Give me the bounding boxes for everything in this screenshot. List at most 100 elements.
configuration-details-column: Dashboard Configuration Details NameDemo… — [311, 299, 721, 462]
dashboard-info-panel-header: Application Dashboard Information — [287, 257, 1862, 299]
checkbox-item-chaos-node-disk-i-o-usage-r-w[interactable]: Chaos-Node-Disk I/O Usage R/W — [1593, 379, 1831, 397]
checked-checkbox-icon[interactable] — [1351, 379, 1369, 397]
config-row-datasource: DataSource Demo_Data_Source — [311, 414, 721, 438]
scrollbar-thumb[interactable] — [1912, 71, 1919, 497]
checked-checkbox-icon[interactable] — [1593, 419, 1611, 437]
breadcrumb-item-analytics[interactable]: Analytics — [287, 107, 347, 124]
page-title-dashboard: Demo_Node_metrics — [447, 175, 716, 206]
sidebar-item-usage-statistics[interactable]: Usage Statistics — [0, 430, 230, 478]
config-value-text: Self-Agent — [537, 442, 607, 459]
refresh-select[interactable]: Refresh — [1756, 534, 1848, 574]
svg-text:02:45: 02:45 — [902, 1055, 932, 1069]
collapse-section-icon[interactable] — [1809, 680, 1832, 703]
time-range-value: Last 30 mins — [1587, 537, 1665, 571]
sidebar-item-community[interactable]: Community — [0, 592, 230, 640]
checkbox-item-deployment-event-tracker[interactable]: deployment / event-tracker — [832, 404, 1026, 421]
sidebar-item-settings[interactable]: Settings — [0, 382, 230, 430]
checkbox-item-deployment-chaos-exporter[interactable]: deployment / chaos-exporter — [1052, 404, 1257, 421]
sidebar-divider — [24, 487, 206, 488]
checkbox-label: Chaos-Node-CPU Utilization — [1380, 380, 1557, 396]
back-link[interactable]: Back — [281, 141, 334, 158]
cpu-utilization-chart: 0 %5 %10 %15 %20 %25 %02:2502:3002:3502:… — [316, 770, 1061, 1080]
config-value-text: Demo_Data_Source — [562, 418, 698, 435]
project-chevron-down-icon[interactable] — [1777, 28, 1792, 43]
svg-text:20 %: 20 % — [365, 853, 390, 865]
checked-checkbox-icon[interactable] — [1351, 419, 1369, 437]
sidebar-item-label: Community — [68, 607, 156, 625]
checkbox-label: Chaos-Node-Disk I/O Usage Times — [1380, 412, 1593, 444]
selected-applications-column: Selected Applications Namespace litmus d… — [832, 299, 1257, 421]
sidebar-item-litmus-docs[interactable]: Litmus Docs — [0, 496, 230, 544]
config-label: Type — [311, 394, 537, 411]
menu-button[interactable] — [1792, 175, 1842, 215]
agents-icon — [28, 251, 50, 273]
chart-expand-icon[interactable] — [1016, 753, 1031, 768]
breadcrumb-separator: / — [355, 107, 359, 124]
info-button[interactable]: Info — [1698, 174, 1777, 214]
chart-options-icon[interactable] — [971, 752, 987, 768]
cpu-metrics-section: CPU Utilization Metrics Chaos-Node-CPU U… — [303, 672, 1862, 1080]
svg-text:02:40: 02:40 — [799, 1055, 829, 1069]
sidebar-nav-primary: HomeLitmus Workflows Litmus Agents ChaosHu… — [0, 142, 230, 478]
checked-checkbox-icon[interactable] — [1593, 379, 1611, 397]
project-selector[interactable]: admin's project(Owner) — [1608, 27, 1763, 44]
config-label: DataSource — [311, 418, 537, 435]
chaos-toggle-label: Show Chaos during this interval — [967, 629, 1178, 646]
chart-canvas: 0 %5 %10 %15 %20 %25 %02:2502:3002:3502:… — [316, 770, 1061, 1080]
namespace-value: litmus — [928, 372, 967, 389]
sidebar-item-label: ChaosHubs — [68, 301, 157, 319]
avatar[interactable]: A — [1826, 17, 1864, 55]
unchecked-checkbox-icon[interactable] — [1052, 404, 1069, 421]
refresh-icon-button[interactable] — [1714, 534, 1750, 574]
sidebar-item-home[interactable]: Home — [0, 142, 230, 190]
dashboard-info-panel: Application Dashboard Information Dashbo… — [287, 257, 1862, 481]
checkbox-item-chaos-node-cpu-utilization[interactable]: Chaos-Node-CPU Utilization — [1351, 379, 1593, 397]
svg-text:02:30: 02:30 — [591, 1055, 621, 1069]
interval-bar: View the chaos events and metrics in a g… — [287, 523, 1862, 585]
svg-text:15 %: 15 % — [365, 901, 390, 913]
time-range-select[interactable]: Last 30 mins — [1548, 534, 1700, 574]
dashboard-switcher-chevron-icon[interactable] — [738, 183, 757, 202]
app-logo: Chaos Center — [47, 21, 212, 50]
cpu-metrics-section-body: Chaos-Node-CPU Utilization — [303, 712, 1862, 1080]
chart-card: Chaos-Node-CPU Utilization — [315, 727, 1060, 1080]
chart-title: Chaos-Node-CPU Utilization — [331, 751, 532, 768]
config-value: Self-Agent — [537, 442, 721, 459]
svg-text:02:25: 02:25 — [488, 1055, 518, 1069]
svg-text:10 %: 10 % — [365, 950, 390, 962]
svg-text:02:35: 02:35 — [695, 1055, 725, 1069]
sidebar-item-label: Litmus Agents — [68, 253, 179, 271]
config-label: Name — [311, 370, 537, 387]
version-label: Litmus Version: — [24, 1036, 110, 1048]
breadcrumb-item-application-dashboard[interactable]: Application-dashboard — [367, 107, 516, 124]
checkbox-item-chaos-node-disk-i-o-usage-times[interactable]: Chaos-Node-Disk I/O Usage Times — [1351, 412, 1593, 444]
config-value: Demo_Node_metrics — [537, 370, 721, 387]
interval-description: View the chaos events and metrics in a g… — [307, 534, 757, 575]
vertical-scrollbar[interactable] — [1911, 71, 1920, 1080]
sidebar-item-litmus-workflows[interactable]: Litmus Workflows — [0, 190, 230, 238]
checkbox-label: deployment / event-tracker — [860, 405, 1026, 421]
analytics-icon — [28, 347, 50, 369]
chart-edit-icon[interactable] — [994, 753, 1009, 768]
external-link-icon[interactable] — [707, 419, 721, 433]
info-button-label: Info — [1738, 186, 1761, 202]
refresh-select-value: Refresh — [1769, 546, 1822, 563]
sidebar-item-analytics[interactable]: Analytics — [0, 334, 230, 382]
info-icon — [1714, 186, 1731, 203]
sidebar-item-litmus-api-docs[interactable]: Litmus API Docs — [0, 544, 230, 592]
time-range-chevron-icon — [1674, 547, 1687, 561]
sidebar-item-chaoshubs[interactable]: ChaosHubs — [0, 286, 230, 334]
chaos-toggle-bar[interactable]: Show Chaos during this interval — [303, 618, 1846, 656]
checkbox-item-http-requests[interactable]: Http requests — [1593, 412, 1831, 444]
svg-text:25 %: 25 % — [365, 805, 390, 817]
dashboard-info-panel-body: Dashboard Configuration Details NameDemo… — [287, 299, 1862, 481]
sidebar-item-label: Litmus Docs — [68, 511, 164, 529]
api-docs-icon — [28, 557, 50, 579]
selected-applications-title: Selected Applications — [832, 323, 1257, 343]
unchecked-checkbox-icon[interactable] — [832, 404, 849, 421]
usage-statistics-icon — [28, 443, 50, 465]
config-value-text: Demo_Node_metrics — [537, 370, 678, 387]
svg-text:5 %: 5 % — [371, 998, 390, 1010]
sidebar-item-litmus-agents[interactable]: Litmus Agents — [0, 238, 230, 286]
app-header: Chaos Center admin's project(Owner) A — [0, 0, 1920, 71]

--------------------------------

Exercise prompt: Reproduce every line of the material above verbatim, with no changes.

Answer to the task:
Give me the bounding boxes for everything in this screenshot. List at most 100 elements.
configuration-details-column: Dashboard Configuration Details NameDemo… — [311, 299, 721, 462]
dashboard-info-panel-header: Application Dashboard Information — [287, 257, 1862, 299]
checkbox-item-chaos-node-disk-i-o-usage-r-w[interactable]: Chaos-Node-Disk I/O Usage R/W — [1593, 379, 1831, 397]
checked-checkbox-icon[interactable] — [1351, 379, 1369, 397]
config-row-datasource: DataSource Demo_Data_Source — [311, 414, 721, 438]
scrollbar-thumb[interactable] — [1912, 71, 1919, 497]
checked-checkbox-icon[interactable] — [1593, 419, 1611, 437]
breadcrumb-item-analytics[interactable]: Analytics — [287, 107, 347, 124]
page-title-dashboard: Demo_Node_metrics — [447, 175, 716, 206]
sidebar-item-usage-statistics[interactable]: Usage Statistics — [0, 430, 230, 478]
config-value-text: Self-Agent — [537, 442, 607, 459]
refresh-select[interactable]: Refresh — [1756, 534, 1848, 574]
svg-text:02:45: 02:45 — [902, 1055, 932, 1069]
collapse-section-icon[interactable] — [1809, 680, 1832, 703]
time-range-value: Last 30 mins — [1587, 537, 1665, 571]
sidebar-item-community[interactable]: Community — [0, 592, 230, 640]
checkbox-item-deployment-event-tracker[interactable]: deployment / event-tracker — [832, 404, 1026, 421]
sidebar-item-settings[interactable]: Settings — [0, 382, 230, 430]
checkbox-item-deployment-chaos-exporter[interactable]: deployment / chaos-exporter — [1052, 404, 1257, 421]
sidebar-divider — [24, 487, 206, 488]
checkbox-label: Chaos-Node-CPU Utilization — [1380, 380, 1557, 396]
back-link[interactable]: Back — [281, 141, 334, 158]
cpu-utilization-chart: 0 %5 %10 %15 %20 %25 %02:2502:3002:3502:… — [316, 770, 1061, 1080]
config-value-text: Demo_Data_Source — [562, 418, 698, 435]
project-chevron-down-icon[interactable] — [1777, 28, 1792, 43]
svg-text:20 %: 20 % — [365, 853, 390, 865]
checked-checkbox-icon[interactable] — [1351, 419, 1369, 437]
sidebar-item-label: Community — [68, 607, 156, 625]
checkbox-label: Chaos-Node-Disk I/O Usage Times — [1380, 412, 1593, 444]
selected-applications-column: Selected Applications Namespace litmus d… — [832, 299, 1257, 421]
sidebar-item-litmus-docs[interactable]: Litmus Docs — [0, 496, 230, 544]
config-label: Type — [311, 394, 537, 411]
menu-button[interactable] — [1792, 175, 1842, 215]
agents-icon — [28, 251, 50, 273]
chart-expand-icon[interactable] — [1016, 753, 1031, 768]
breadcrumb-separator: / — [355, 107, 359, 124]
info-button[interactable]: Info — [1698, 174, 1777, 214]
chart-options-icon[interactable] — [971, 752, 987, 768]
cpu-metrics-section: CPU Utilization Metrics Chaos-Node-CPU U… — [303, 672, 1862, 1080]
svg-text:02:40: 02:40 — [799, 1055, 829, 1069]
sidebar-nav-primary: HomeLitmus Workflows Litmus Agents ChaosHu… — [0, 142, 230, 478]
checked-checkbox-icon[interactable] — [1593, 379, 1611, 397]
project-selector[interactable]: admin's project(Owner) — [1608, 27, 1763, 44]
config-label: DataSource — [311, 418, 537, 435]
chaos-toggle-label: Show Chaos during this interval — [967, 629, 1178, 646]
chart-canvas: 0 %5 %10 %15 %20 %25 %02:2502:3002:3502:… — [316, 770, 1061, 1080]
namespace-value: litmus — [928, 372, 967, 389]
sidebar-item-label: ChaosHubs — [68, 301, 157, 319]
avatar[interactable]: A — [1826, 17, 1864, 55]
unchecked-checkbox-icon[interactable] — [1052, 404, 1069, 421]
refresh-icon-button[interactable] — [1714, 534, 1750, 574]
sidebar-item-home[interactable]: Home — [0, 142, 230, 190]
dashboard-info-panel: Application Dashboard Information Dashbo… — [287, 257, 1862, 481]
checkbox-item-chaos-node-cpu-utilization[interactable]: Chaos-Node-CPU Utilization — [1351, 379, 1593, 397]
svg-text:02:30: 02:30 — [591, 1055, 621, 1069]
interval-bar: View the chaos events and metrics in a g… — [287, 523, 1862, 585]
svg-text:15 %: 15 % — [365, 901, 390, 913]
time-range-select[interactable]: Last 30 mins — [1548, 534, 1700, 574]
dashboard-switcher-chevron-icon[interactable] — [738, 183, 757, 202]
app-logo: Chaos Center — [47, 21, 212, 50]
cpu-metrics-section-body: Chaos-Node-CPU Utilization — [303, 712, 1862, 1080]
chart-card: Chaos-Node-CPU Utilization — [315, 727, 1060, 1080]
chart-title: Chaos-Node-CPU Utilization — [331, 751, 532, 768]
config-value: Self-Agent — [537, 442, 721, 459]
svg-text:02:25: 02:25 — [488, 1055, 518, 1069]
svg-text:10 %: 10 % — [365, 950, 390, 962]
svg-text:02:35: 02:35 — [695, 1055, 725, 1069]
sidebar-item-label: Litmus Agents — [68, 253, 179, 271]
config-label: Name — [311, 370, 537, 387]
version-label: Litmus Version: — [24, 1036, 110, 1048]
breadcrumb-item-application-dashboard[interactable]: Application-dashboard — [367, 107, 516, 124]
checkbox-item-chaos-node-disk-i-o-usage-times[interactable]: Chaos-Node-Disk I/O Usage Times — [1351, 412, 1593, 444]
config-value: Demo_Node_metrics — [537, 370, 721, 387]
interval-description: View the chaos events and metrics in a g… — [307, 534, 757, 575]
vertical-scrollbar[interactable] — [1911, 71, 1920, 1080]
sidebar-item-litmus-workflows[interactable]: Litmus Workflows — [0, 190, 230, 238]
checkbox-label: deployment / event-tracker — [860, 405, 1026, 421]
analytics-icon — [28, 347, 50, 369]
chart-edit-icon[interactable] — [994, 753, 1009, 768]
external-link-icon[interactable] — [707, 419, 721, 433]
info-button-label: Info — [1738, 186, 1761, 202]
refresh-select-value: Refresh — [1769, 546, 1822, 563]
sidebar-item-analytics[interactable]: Analytics — [0, 334, 230, 382]
info-icon — [1714, 186, 1731, 203]
sidebar-item-litmus-api-docs[interactable]: Litmus API Docs — [0, 544, 230, 592]
time-range-chevron-icon — [1674, 547, 1687, 561]
sidebar-item-chaoshubs[interactable]: ChaosHubs — [0, 286, 230, 334]
chaos-toggle-bar[interactable]: Show Chaos during this interval — [303, 618, 1846, 656]
checkbox-item-http-requests[interactable]: Http requests — [1593, 412, 1831, 444]
svg-text:25 %: 25 % — [365, 805, 390, 817]
dashboard-info-panel-body: Dashboard Configuration Details NameDemo… — [287, 299, 1862, 481]
sidebar-item-label: Litmus Docs — [68, 511, 164, 529]
api-docs-icon — [28, 557, 50, 579]
selected-applications-title: Selected Applications — [832, 323, 1257, 343]
unchecked-checkbox-icon[interactable] — [832, 404, 849, 421]
usage-statistics-icon — [28, 443, 50, 465]
config-value-text: Demo_Node_metrics — [537, 370, 678, 387]
svg-text:5 %: 5 % — [371, 998, 390, 1010]
sidebar-item-litmus-agents[interactable]: Litmus Agents — [0, 238, 230, 286]
app-header: Chaos Center admin's project(Owner) A — [0, 0, 1920, 71]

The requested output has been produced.